*** Given records

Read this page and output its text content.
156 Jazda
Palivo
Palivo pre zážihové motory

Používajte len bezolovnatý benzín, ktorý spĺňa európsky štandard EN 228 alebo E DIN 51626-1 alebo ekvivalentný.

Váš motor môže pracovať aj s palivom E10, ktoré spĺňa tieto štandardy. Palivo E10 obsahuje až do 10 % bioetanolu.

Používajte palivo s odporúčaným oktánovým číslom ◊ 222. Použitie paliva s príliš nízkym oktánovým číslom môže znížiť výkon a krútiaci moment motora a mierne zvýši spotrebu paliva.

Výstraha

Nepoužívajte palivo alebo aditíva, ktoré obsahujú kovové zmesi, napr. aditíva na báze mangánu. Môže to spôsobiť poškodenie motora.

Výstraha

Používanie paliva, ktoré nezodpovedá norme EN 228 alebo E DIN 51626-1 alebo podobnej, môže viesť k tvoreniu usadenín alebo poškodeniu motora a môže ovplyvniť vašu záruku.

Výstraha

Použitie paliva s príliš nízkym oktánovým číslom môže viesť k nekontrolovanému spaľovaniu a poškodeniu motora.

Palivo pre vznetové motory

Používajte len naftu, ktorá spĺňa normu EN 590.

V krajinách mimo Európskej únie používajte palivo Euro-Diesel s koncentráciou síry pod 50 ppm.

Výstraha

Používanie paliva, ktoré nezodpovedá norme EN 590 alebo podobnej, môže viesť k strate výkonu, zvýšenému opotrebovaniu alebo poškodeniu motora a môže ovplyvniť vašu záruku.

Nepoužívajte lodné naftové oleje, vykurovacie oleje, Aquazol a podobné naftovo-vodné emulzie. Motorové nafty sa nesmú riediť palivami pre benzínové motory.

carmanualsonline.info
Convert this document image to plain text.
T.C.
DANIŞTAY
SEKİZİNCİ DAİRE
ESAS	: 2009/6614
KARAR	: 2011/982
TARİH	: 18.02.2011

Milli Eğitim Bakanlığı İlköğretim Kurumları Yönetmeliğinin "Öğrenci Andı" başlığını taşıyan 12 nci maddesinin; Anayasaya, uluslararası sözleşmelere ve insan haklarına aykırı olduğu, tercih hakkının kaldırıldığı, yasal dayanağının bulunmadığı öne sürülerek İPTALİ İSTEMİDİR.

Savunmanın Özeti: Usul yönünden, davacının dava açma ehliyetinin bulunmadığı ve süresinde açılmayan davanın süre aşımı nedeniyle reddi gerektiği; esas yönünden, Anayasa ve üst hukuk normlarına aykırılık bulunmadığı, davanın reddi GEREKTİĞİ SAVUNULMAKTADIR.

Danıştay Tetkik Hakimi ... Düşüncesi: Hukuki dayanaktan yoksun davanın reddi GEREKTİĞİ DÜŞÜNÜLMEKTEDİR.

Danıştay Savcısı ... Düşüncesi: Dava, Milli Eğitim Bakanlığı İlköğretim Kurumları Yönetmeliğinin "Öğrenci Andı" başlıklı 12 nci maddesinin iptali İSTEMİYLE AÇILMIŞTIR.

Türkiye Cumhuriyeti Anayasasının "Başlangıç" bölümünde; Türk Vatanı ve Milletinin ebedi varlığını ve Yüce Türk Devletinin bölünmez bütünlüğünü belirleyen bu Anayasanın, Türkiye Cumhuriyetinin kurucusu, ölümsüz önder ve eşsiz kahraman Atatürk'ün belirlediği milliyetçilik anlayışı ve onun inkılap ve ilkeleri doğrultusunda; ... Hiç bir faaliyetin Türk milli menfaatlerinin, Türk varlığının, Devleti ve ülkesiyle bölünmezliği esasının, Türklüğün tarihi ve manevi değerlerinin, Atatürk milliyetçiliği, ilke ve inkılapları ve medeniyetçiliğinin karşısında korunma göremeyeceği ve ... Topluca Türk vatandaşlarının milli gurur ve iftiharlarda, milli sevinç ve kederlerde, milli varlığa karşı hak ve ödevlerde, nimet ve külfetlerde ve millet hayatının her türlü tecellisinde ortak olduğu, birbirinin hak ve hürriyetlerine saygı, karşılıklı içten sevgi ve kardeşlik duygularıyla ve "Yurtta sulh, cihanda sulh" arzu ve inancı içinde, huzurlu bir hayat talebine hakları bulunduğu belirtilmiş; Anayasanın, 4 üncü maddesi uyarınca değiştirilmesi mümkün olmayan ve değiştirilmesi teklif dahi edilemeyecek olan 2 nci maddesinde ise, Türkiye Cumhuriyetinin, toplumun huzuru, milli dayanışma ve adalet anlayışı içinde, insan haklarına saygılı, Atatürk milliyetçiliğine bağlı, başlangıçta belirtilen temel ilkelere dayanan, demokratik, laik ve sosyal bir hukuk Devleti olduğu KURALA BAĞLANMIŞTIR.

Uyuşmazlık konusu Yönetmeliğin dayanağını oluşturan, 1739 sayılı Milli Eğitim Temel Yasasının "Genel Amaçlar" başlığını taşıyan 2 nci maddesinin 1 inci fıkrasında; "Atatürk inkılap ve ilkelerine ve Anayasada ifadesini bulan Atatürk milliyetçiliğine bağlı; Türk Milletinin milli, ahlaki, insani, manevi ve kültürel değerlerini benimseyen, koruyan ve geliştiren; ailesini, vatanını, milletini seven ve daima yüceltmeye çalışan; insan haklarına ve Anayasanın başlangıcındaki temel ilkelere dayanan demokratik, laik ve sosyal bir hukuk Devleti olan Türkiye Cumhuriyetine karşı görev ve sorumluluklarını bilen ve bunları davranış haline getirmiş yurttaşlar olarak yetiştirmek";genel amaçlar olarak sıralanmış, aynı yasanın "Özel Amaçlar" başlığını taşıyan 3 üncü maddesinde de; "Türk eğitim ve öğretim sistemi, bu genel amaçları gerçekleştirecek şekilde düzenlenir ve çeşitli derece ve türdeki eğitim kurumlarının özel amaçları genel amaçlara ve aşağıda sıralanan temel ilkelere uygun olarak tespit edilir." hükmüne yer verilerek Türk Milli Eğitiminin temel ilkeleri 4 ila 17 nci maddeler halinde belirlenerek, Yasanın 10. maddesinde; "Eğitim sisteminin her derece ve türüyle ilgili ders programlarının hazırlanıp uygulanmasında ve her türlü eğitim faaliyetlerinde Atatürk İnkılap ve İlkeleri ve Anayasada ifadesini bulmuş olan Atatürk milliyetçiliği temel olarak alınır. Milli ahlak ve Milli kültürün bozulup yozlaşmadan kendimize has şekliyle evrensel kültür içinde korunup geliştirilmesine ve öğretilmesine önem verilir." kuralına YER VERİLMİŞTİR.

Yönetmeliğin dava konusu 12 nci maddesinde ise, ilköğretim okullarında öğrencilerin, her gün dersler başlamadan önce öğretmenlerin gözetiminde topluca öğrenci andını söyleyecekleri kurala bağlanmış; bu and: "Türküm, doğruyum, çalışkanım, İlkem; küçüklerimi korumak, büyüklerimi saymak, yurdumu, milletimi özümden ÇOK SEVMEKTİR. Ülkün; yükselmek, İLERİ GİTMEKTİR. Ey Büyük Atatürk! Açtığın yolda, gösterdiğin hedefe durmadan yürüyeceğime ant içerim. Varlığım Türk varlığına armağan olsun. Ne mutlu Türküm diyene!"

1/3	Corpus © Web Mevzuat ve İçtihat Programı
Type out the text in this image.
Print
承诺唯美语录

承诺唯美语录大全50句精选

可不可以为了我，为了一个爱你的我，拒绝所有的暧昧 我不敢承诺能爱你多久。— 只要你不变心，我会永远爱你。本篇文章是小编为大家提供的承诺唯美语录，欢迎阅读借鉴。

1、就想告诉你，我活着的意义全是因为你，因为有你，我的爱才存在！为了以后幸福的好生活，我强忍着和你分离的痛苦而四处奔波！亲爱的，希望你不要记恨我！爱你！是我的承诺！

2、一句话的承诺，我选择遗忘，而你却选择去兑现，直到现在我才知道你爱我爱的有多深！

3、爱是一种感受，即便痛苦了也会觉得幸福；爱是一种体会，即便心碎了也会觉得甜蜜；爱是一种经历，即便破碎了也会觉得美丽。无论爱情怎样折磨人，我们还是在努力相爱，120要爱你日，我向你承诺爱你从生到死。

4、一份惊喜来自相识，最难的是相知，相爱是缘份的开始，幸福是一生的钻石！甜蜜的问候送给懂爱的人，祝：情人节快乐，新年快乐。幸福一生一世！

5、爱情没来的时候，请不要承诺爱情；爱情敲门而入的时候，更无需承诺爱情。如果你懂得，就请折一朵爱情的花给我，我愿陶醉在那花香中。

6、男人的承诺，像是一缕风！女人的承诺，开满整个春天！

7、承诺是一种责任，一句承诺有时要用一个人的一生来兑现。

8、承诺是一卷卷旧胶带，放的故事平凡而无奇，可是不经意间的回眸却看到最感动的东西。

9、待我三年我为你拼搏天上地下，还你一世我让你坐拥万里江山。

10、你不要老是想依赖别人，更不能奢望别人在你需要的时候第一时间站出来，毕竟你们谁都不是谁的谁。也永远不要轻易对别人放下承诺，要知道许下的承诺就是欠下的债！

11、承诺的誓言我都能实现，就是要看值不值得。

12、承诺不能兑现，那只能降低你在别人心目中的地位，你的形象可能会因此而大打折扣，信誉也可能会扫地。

******

What to do:
Copy each line above that contains the string "príliš".

Response for this exercise:
Používajte palivo s odporúčaným oktánovým číslom ◊ 222. Použitie paliva s príliš nízkym oktánovým číslom môže znížiť výkon a krútiaci moment motora a mierne zvýši spotrebu paliva.
Použitie paliva s príliš nízkym oktánovým číslom môže viesť k nekontrolovanému spaľovaniu a poškodeniu motora.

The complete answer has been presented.